> _Records for processing_
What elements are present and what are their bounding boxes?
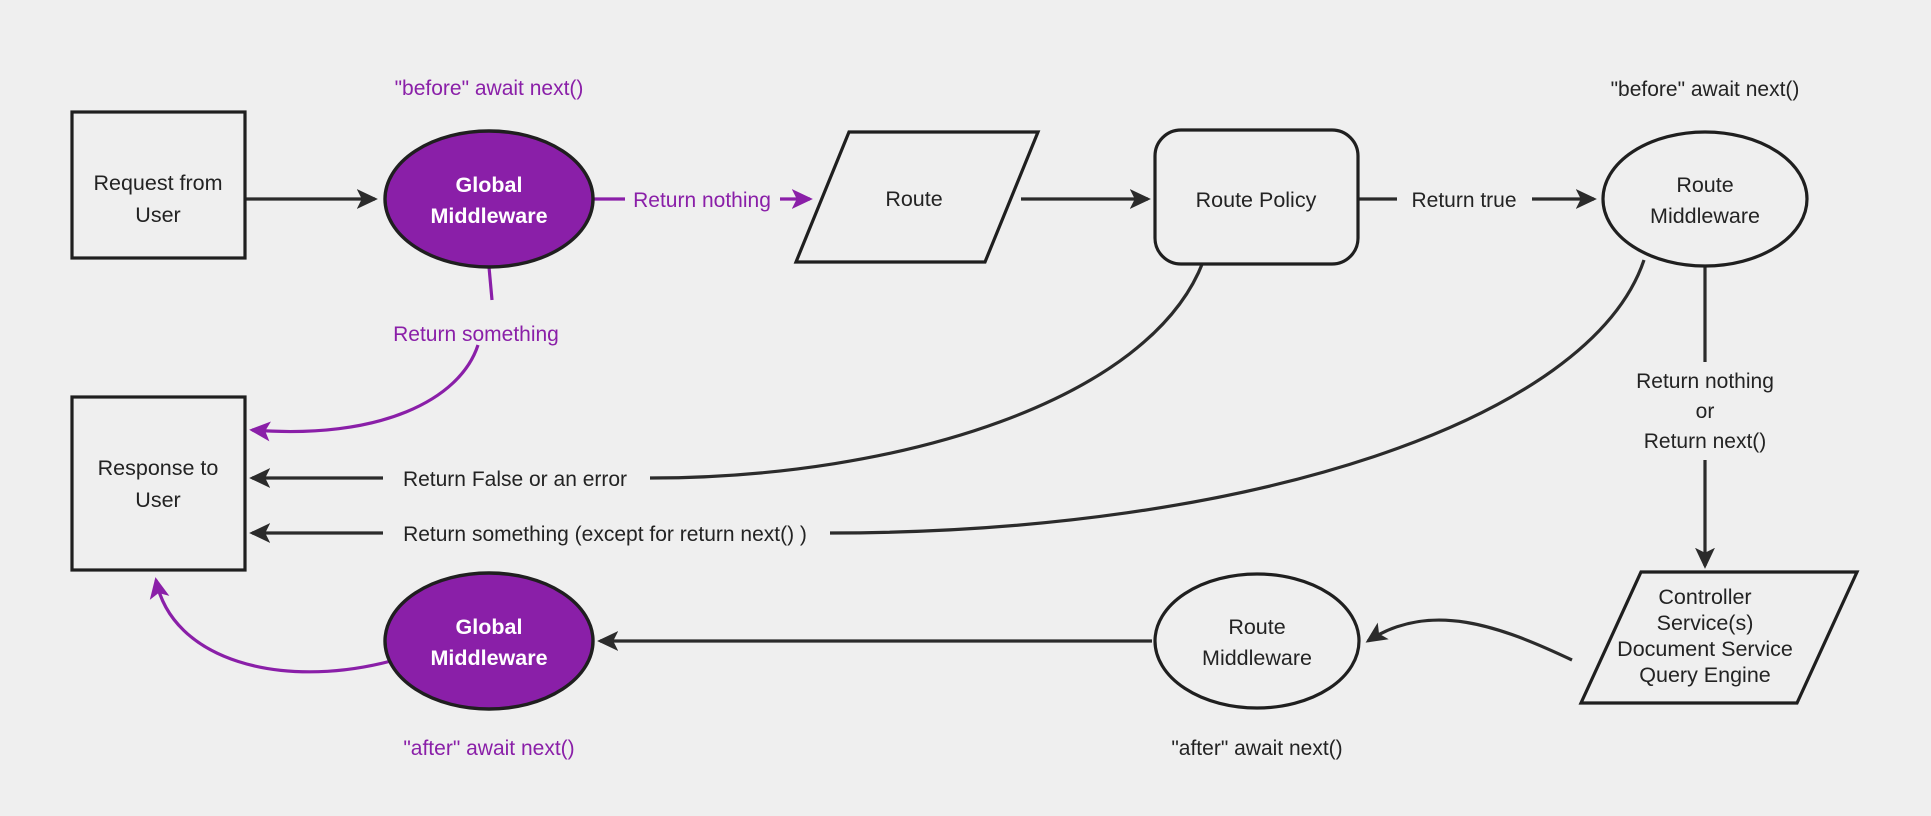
edge-route-policy-to-response	[649, 261, 1205, 480]
edge-global-middleware-to-response	[487, 266, 494, 301]
node-route-middleware-bottom-label-line1: Route	[1228, 615, 1285, 639]
annotation-before-await-next-global: "before" await next()	[395, 77, 584, 100]
edge-label-return-false-or-error: Return False or an error	[403, 468, 627, 491]
edge-global-middleware-to-response-curve	[249, 344, 480, 442]
edge-label-return-something-except: Return something (except for return next…	[403, 523, 807, 546]
edge-global-middleware-bottom-to-response	[149, 577, 392, 674]
edge-label-return-nothing-or-next-line2: or	[1696, 400, 1715, 423]
node-route-middleware-top-label-line1: Route	[1676, 173, 1733, 197]
node-route-middleware-top-label-line2: Middleware	[1650, 204, 1760, 228]
node-request-from-user-label-line2: User	[135, 203, 180, 227]
edge-route-middleware-to-response	[829, 259, 1646, 535]
node-route-policy-label: Route Policy	[1196, 188, 1317, 212]
node-global-middleware-bottom-label-line2: Middleware	[430, 646, 547, 670]
node-controller-services-label-line1: Controller	[1658, 585, 1751, 609]
node-request-from-user-label-line1: Request from	[93, 171, 222, 195]
node-controller-services-label-line2: Service(s)	[1657, 611, 1754, 635]
node-response-to-user-label-line1: Response to	[98, 456, 219, 480]
annotation-after-await-next-global: "after" await next()	[403, 737, 574, 760]
node-controller-services-label-line3: Document Service	[1617, 637, 1793, 661]
node-response-to-user-label-line2: User	[135, 488, 180, 512]
edge-label-return-true: Return true	[1411, 189, 1516, 212]
node-global-middleware-bottom-label-line1: Global	[456, 615, 523, 639]
node-route-label: Route	[885, 187, 942, 211]
edge-label-return-nothing-or-next-line1: Return nothing	[1636, 370, 1774, 393]
node-controller-services[interactable]	[1578, 570, 1860, 705]
edge-label-return-something: Return something	[393, 323, 559, 346]
node-global-middleware-top-label-line1: Global	[456, 173, 523, 197]
node-route[interactable]	[793, 130, 1041, 264]
node-route-middleware-bottom[interactable]	[1153, 572, 1361, 710]
edge-controller-to-route-middleware-bottom	[1365, 618, 1573, 662]
node-request-from-user[interactable]	[70, 110, 247, 260]
node-route-middleware-top[interactable]	[1601, 130, 1809, 268]
edge-label-return-nothing: Return nothing	[633, 189, 771, 212]
annotation-before-await-next-route: "before" await next()	[1611, 78, 1800, 101]
node-response-to-user[interactable]	[70, 395, 247, 572]
node-route-policy[interactable]	[1153, 128, 1360, 266]
edge-label-return-nothing-or-next-line3: Return next()	[1644, 430, 1767, 453]
node-route-middleware-bottom-label-line2: Middleware	[1202, 646, 1312, 670]
node-global-middleware-top-label-line2: Middleware	[430, 204, 547, 228]
node-controller-services-label-line4: Query Engine	[1639, 663, 1770, 687]
node-global-middleware-top[interactable]	[383, 129, 595, 269]
annotation-after-await-next-route: "after" await next()	[1171, 737, 1342, 760]
node-global-middleware-bottom[interactable]	[383, 571, 595, 711]
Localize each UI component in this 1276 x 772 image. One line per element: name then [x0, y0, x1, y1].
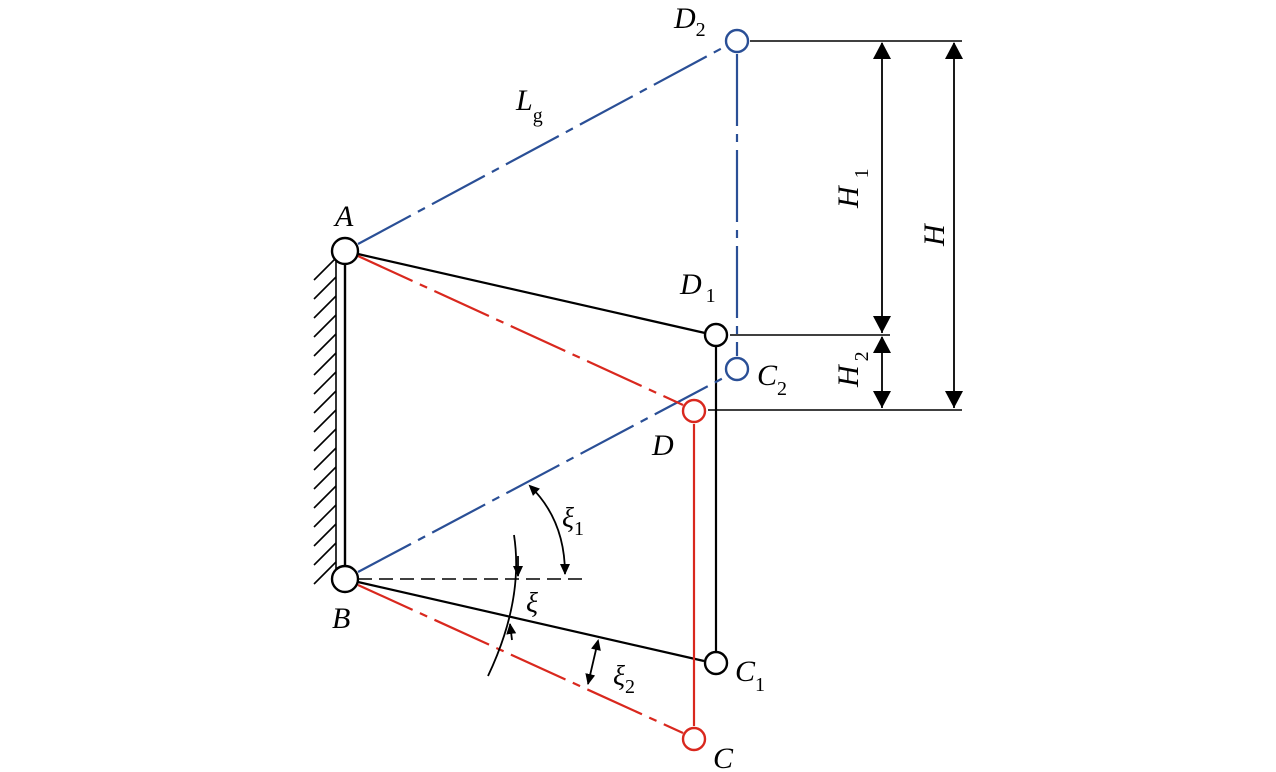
joint-b [330, 564, 360, 594]
label-a: A [333, 200, 354, 233]
joints [330, 28, 750, 752]
joint-d1 [703, 322, 729, 348]
label-b: B [332, 602, 350, 635]
joint-c1 [703, 650, 729, 676]
label-xi1: ξ1 [562, 503, 584, 540]
angle-xi-arrow-bottom [506, 623, 517, 641]
label-h2: H2 [832, 351, 873, 388]
label-c: C [713, 742, 734, 772]
label-h: H [918, 222, 951, 247]
label-d: D [651, 429, 674, 462]
angle-arcs [487, 484, 601, 685]
linkage-position-0 [357, 255, 696, 735]
joint-a [330, 236, 360, 266]
label-d2: D2 [673, 2, 706, 41]
label-lg: Lg [515, 84, 543, 127]
linkage-position-2 [357, 45, 739, 573]
joint-c2 [724, 356, 750, 382]
dimension-arrows [873, 42, 963, 408]
label-xi2: ξ2 [613, 661, 635, 698]
angle-xi-arc [487, 534, 518, 677]
joint-c [681, 726, 707, 752]
label-c1: C1 [735, 655, 765, 696]
angle-xi1-arc [528, 484, 570, 575]
dimension-extension-lines [708, 40, 962, 411]
linkage-position-1 [357, 252, 718, 663]
label-c2: C2 [757, 359, 787, 400]
joint-d [681, 398, 707, 424]
ground-hatching [313, 252, 337, 585]
label-xi: ξ [526, 588, 538, 619]
joint-d2 [724, 28, 750, 54]
angle-xi2-arrow [585, 639, 601, 685]
label-h1: H1 [832, 168, 873, 209]
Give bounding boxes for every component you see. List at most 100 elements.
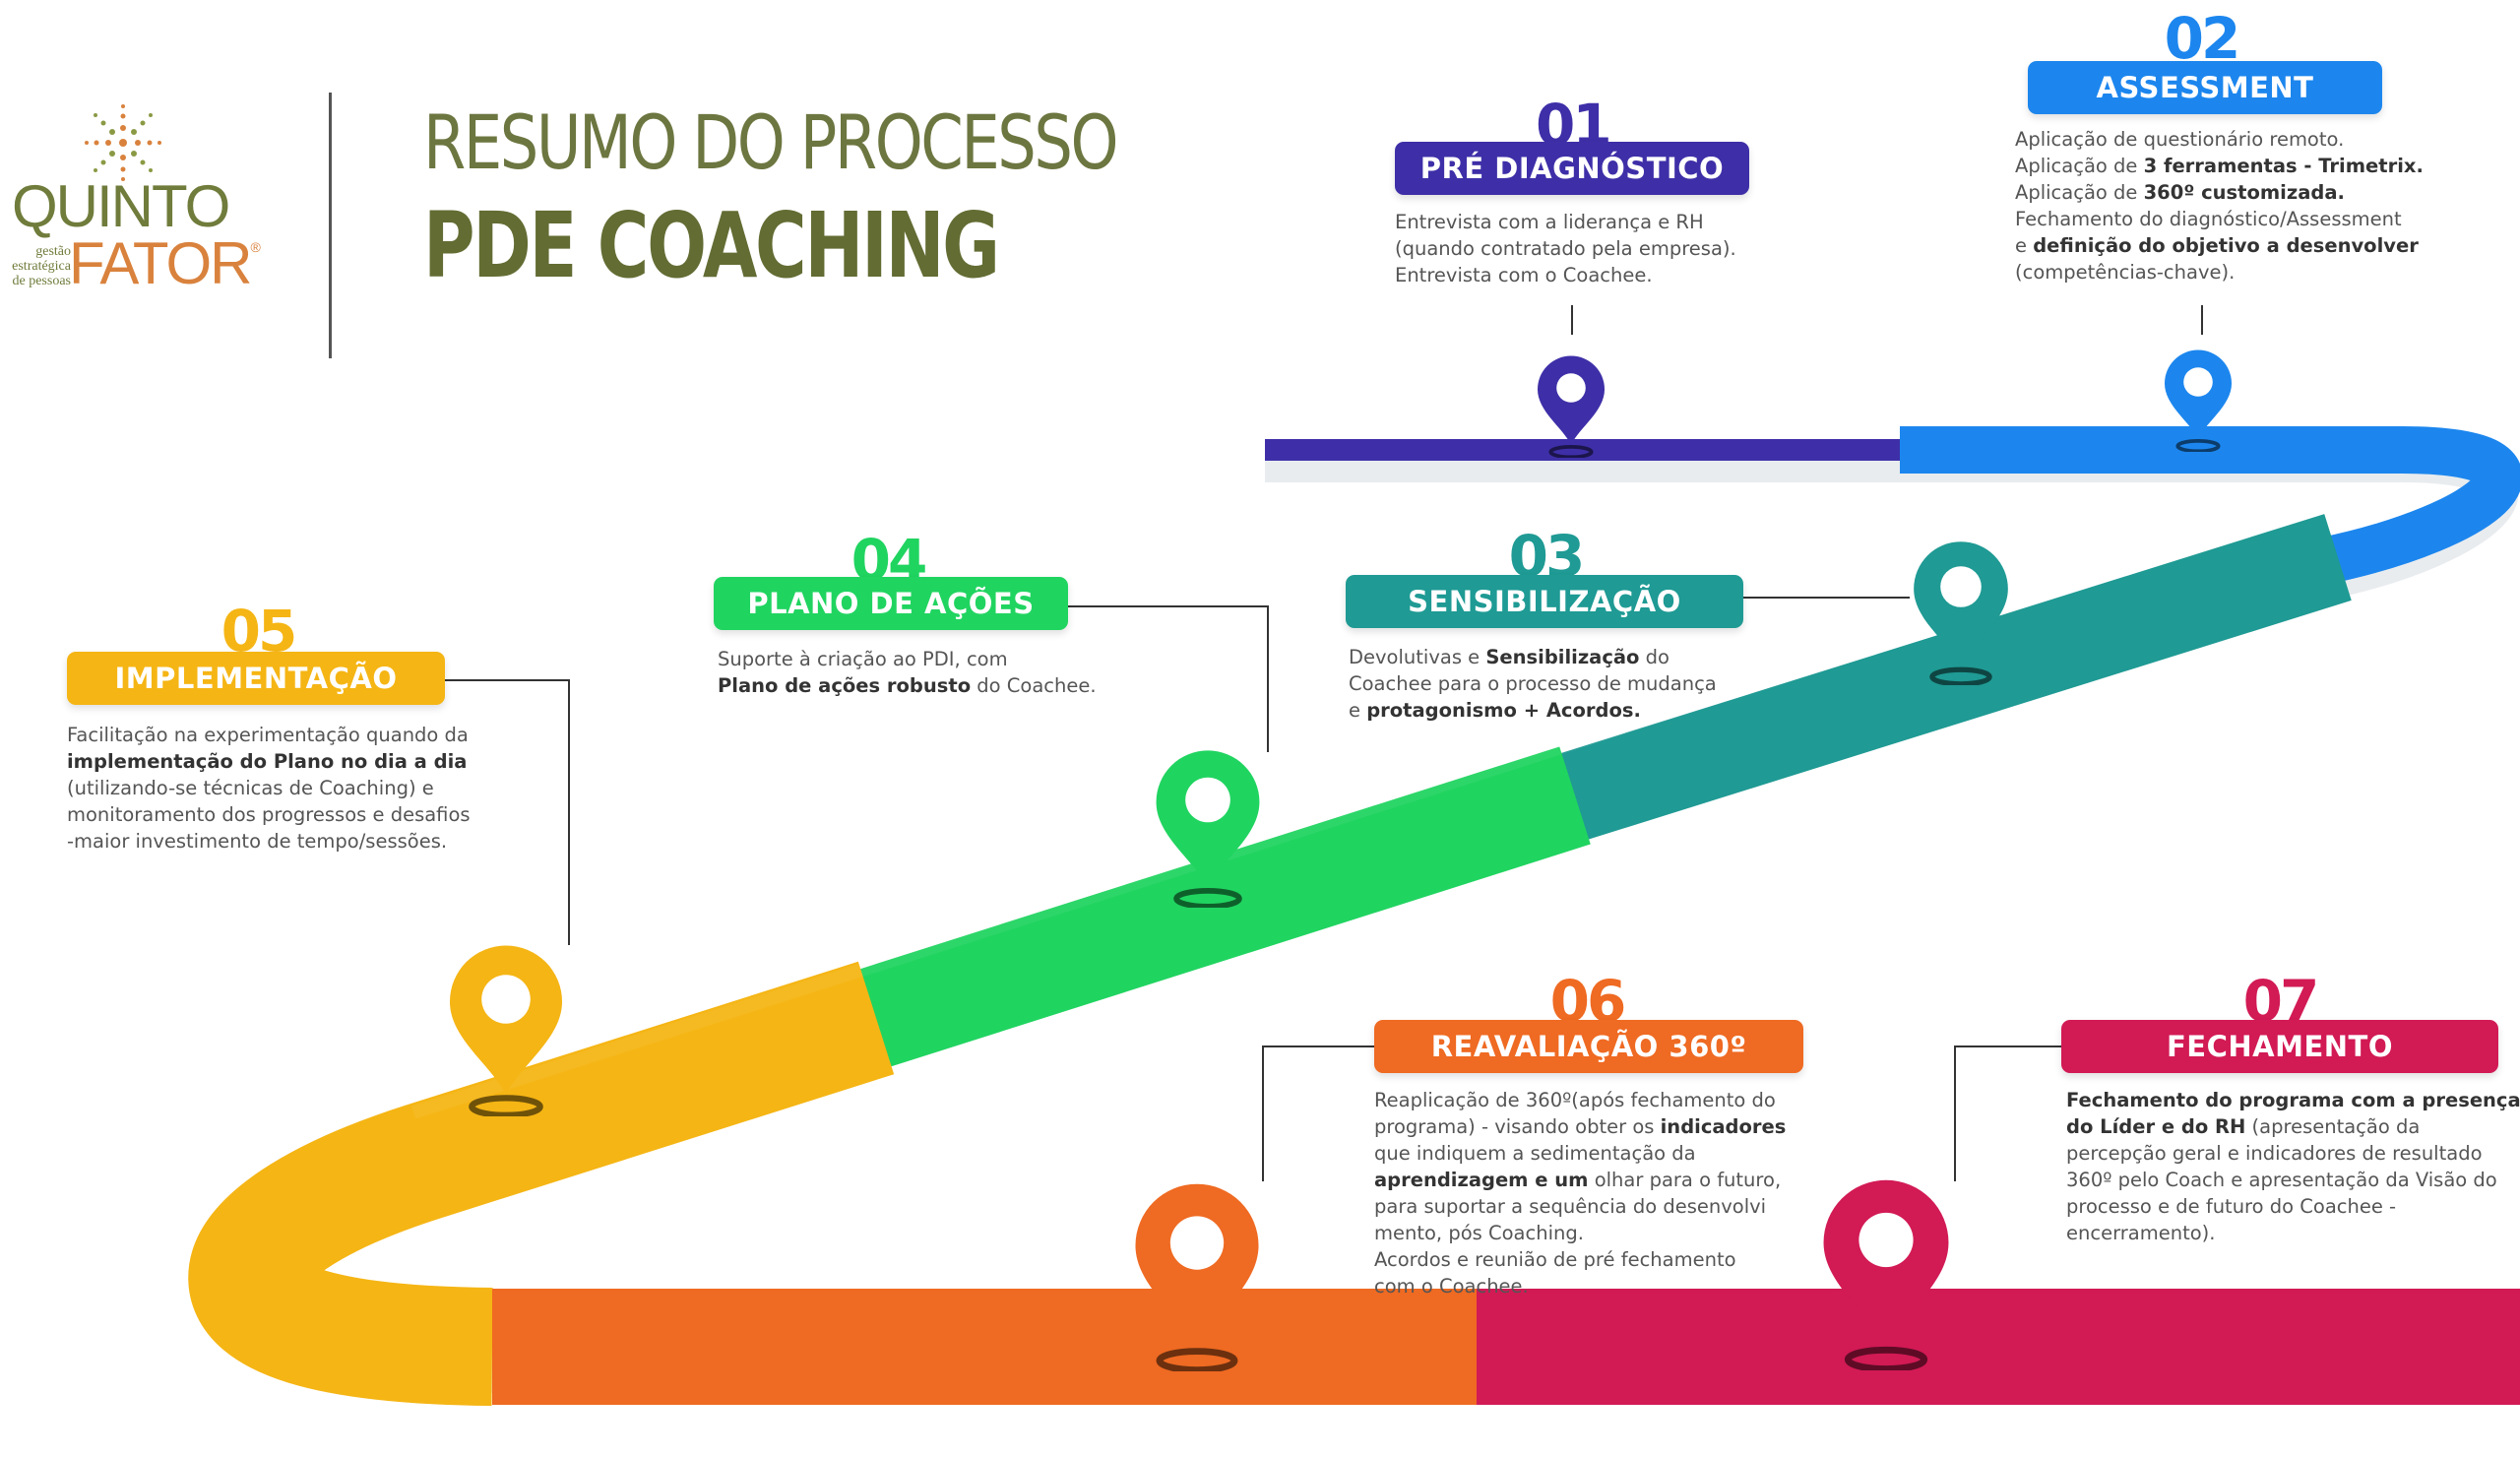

> _What the task requires_
Report how many lines of the records contain the string "global", counting case. Give only the number.

> _The output_
11